§ **Set exercise**
Pictures stay out of your copy, but everything else in the records below must be repeated exactly.
== Recorded data ==
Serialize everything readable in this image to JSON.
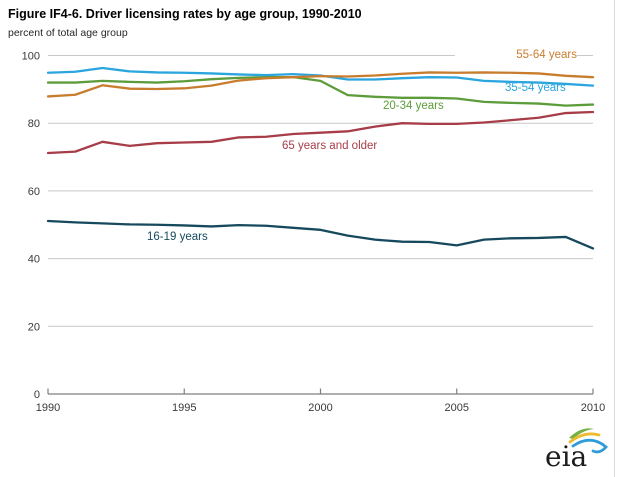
{
  "title": "Figure IF4-6. Driver licensing rates by age group, 1990-2010",
  "unit_label": "percent of total age group",
  "style": {
    "grid_color": "#c9c9c9",
    "axis_color": "#7f7f7f",
    "tick_color": "#3a3a3a",
    "title_color": "#000000",
    "background": "#ffffff"
  },
  "chart_data": {
    "type": "line",
    "title": "Figure IF4-6. Driver licensing rates by age group, 1990-2010",
    "ylabel": "percent of total age group",
    "xlabel": "",
    "xlim": [
      1990,
      2010
    ],
    "ylim": [
      0,
      100
    ],
    "x_ticks": [
      1990,
      1995,
      2000,
      2005,
      2010
    ],
    "y_ticks": [
      0,
      20,
      40,
      60,
      80,
      100
    ],
    "grid": "horizontal",
    "legend_position": "inline-annotations",
    "x": [
      1990,
      1991,
      1992,
      1993,
      1994,
      1995,
      1996,
      1997,
      1998,
      1999,
      2000,
      2001,
      2002,
      2003,
      2004,
      2005,
      2006,
      2007,
      2008,
      2009,
      2010
    ],
    "series": [
      {
        "id": "16-19",
        "name": "16-19 years",
        "color": "#16495e",
        "values": [
          51.1,
          50.7,
          50.4,
          50.1,
          50.0,
          49.8,
          49.5,
          49.9,
          49.7,
          49.1,
          48.5,
          46.8,
          45.6,
          45.0,
          44.9,
          43.9,
          45.6,
          46.0,
          46.1,
          46.4,
          43.0
        ]
      },
      {
        "id": "65-older",
        "name": "65 years and older",
        "color": "#a73d49",
        "values": [
          71.2,
          71.6,
          74.5,
          73.3,
          74.1,
          74.3,
          74.5,
          75.8,
          76.0,
          76.8,
          77.2,
          77.6,
          79.0,
          80.0,
          79.8,
          79.8,
          80.2,
          80.9,
          81.6,
          83.0,
          83.3
        ]
      },
      {
        "id": "20-34",
        "name": "20-34 years",
        "color": "#5d9c3b",
        "values": [
          92.0,
          92.0,
          92.5,
          92.2,
          92.0,
          92.4,
          93.0,
          93.4,
          93.6,
          93.6,
          92.5,
          88.3,
          87.8,
          87.5,
          87.5,
          87.3,
          86.3,
          86.0,
          85.8,
          85.2,
          85.5
        ]
      },
      {
        "id": "35-54",
        "name": "35-54 years",
        "color": "#2aa5dd",
        "values": [
          94.9,
          95.2,
          96.3,
          95.3,
          95.0,
          94.9,
          94.7,
          94.4,
          94.2,
          94.5,
          94.1,
          92.9,
          92.9,
          93.3,
          93.6,
          93.5,
          92.5,
          92.2,
          92.0,
          91.6,
          91.1
        ]
      },
      {
        "id": "55-64",
        "name": "55-64 years",
        "color": "#c87d2e",
        "values": [
          87.9,
          88.4,
          91.2,
          90.2,
          90.1,
          90.3,
          91.1,
          92.6,
          93.3,
          93.6,
          93.9,
          93.8,
          94.1,
          94.6,
          95.0,
          94.9,
          95.0,
          94.9,
          94.7,
          94.0,
          93.6
        ]
      }
    ]
  },
  "logo": {
    "text": "eia"
  }
}
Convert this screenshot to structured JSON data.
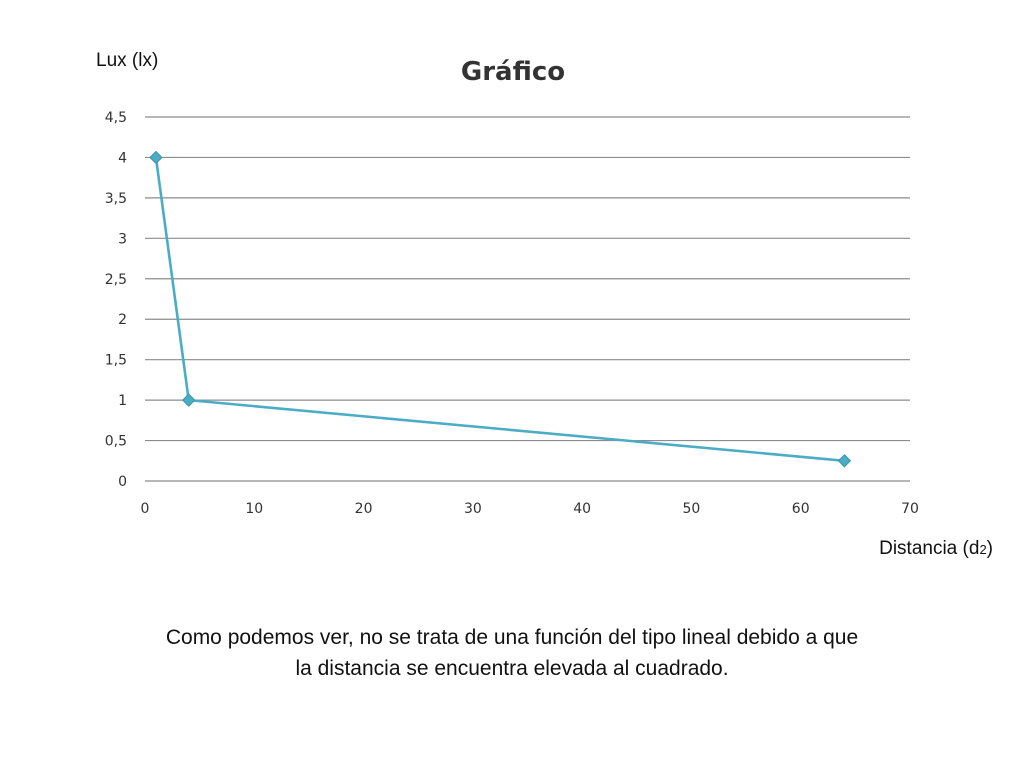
{
  "chart_data": {
    "type": "line",
    "title": "Gráfico",
    "ylabel": "Lux (lx)",
    "xlabel_main": "Distancia (d",
    "xlabel_sub": "2",
    "xlabel_tail": ")",
    "xlim": [
      0,
      70
    ],
    "ylim": [
      0,
      4.5
    ],
    "x_ticks": [
      0,
      10,
      20,
      30,
      40,
      50,
      60,
      70
    ],
    "y_ticks": [
      0,
      0.5,
      1,
      1.5,
      2,
      2.5,
      3,
      3.5,
      4,
      4.5
    ],
    "y_tick_labels": [
      "0",
      "0,5",
      "1",
      "1,5",
      "2",
      "2,5",
      "3",
      "3,5",
      "4",
      "4,5"
    ],
    "grid": true,
    "marker": "diamond",
    "series": [
      {
        "x": [
          1,
          4,
          64
        ],
        "values": [
          4,
          1,
          0.25
        ],
        "color": "#4bacc6"
      }
    ]
  },
  "caption": {
    "line1": "Como podemos ver, no se trata de una función del tipo lineal debido a que",
    "line2": "la distancia se encuentra elevada al cuadrado."
  }
}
===
§ **Correct response**
Serialize everything readable in this image to JSON.
{
  "title": "Figure IF4-6. Driver licensing rates by age group, 1990-2010",
  "unit_label": "percent of total age group",
  "style": {
    "grid_color": "#c9c9c9",
    "axis_color": "#7f7f7f",
    "tick_color": "#3a3a3a",
    "title_color": "#000000",
    "background": "#ffffff"
  },
  "chart_data": {
    "type": "line",
    "title": "Figure IF4-6. Driver licensing rates by age group, 1990-2010",
    "ylabel": "percent of total age group",
    "xlabel": "",
    "xlim": [
      1990,
      2010
    ],
    "ylim": [
      0,
      100
    ],
    "x_ticks": [
      1990,
      1995,
      2000,
      2005,
      2010
    ],
    "y_ticks": [
      0,
      20,
      40,
      60,
      80,
      100
    ],
    "grid": "horizontal",
    "legend_position": "inline-annotations",
    "x": [
      1990,
      1991,
      1992,
      1993,
      1994,
      1995,
      1996,
      1997,
      1998,
      1999,
      2000,
      2001,
      2002,
      2003,
      2004,
      2005,
      2006,
      2007,
      2008,
      2009,
      2010
    ],
    "series": [
      {
        "id": "16-19",
        "name": "16-19 years",
        "color": "#16495e",
        "values": [
          51.1,
          50.7,
          50.4,
          50.1,
          50.0,
          49.8,
          49.5,
          49.9,
          49.7,
          49.1,
          48.5,
          46.8,
          45.6,
          45.0,
          44.9,
          43.9,
          45.6,
          46.0,
          46.1,
          46.4,
          43.0
        ]
      },
      {
        "id": "65-older",
        "name": "65 years and older",
        "color": "#a73d49",
        "values": [
          71.2,
          71.6,
          74.5,
          73.3,
          74.1,
          74.3,
          74.5,
          75.8,
          76.0,
          76.8,
          77.2,
          77.6,
          79.0,
          80.0,
          79.8,
          79.8,
          80.2,
          80.9,
          81.6,
          83.0,
          83.3
        ]
      },
      {
        "id": "20-34",
        "name": "20-34 years",
        "color": "#5d9c3b",
        "values": [
          92.0,
          92.0,
          92.5,
          92.2,
          92.0,
          92.4,
          93.0,
          93.4,
          93.6,
          93.6,
          92.5,
          88.3,
          87.8,
          87.5,
          87.5,
          87.3,
          86.3,
          86.0,
          85.8,
          85.2,
          85.5
        ]
      },
      {
        "id": "35-54",
        "name": "35-54 years",
        "color": "#2aa5dd",
        "values": [
          94.9,
          95.2,
          96.3,
          95.3,
          95.0,
          94.9,
          94.7,
          94.4,
          94.2,
          94.5,
          94.1,
          92.9,
          92.9,
          93.3,
          93.6,
          93.5,
          92.5,
          92.2,
          92.0,
          91.6,
          91.1
        ]
      },
      {
        "id": "55-64",
        "name": "55-64 years",
        "color": "#c87d2e",
        "values": [
          87.9,
          88.4,
          91.2,
          90.2,
          90.1,
          90.3,
          91.1,
          92.6,
          93.3,
          93.6,
          93.9,
          93.8,
          94.1,
          94.6,
          95.0,
          94.9,
          95.0,
          94.9,
          94.7,
          94.0,
          93.6
        ]
      }
    ]
  },
  "logo": {
    "text": "eia"
  }
}
Convert this screenshot to structured JSON data.
{
  "chart_data": {
    "type": "line",
    "title": "Gráfico",
    "ylabel": "Lux (lx)",
    "xlabel_main": "Distancia (d",
    "xlabel_sub": "2",
    "xlabel_tail": ")",
    "xlim": [
      0,
      70
    ],
    "ylim": [
      0,
      4.5
    ],
    "x_ticks": [
      0,
      10,
      20,
      30,
      40,
      50,
      60,
      70
    ],
    "y_ticks": [
      0,
      0.5,
      1,
      1.5,
      2,
      2.5,
      3,
      3.5,
      4,
      4.5
    ],
    "y_tick_labels": [
      "0",
      "0,5",
      "1",
      "1,5",
      "2",
      "2,5",
      "3",
      "3,5",
      "4",
      "4,5"
    ],
    "grid": true,
    "marker": "diamond",
    "series": [
      {
        "x": [
          1,
          4,
          64
        ],
        "values": [
          4,
          1,
          0.25
        ],
        "color": "#4bacc6"
      }
    ]
  },
  "caption": {
    "line1": "Como podemos ver, no se trata de una función del tipo lineal debido a que",
    "line2": "la distancia se encuentra elevada al cuadrado."
  }
}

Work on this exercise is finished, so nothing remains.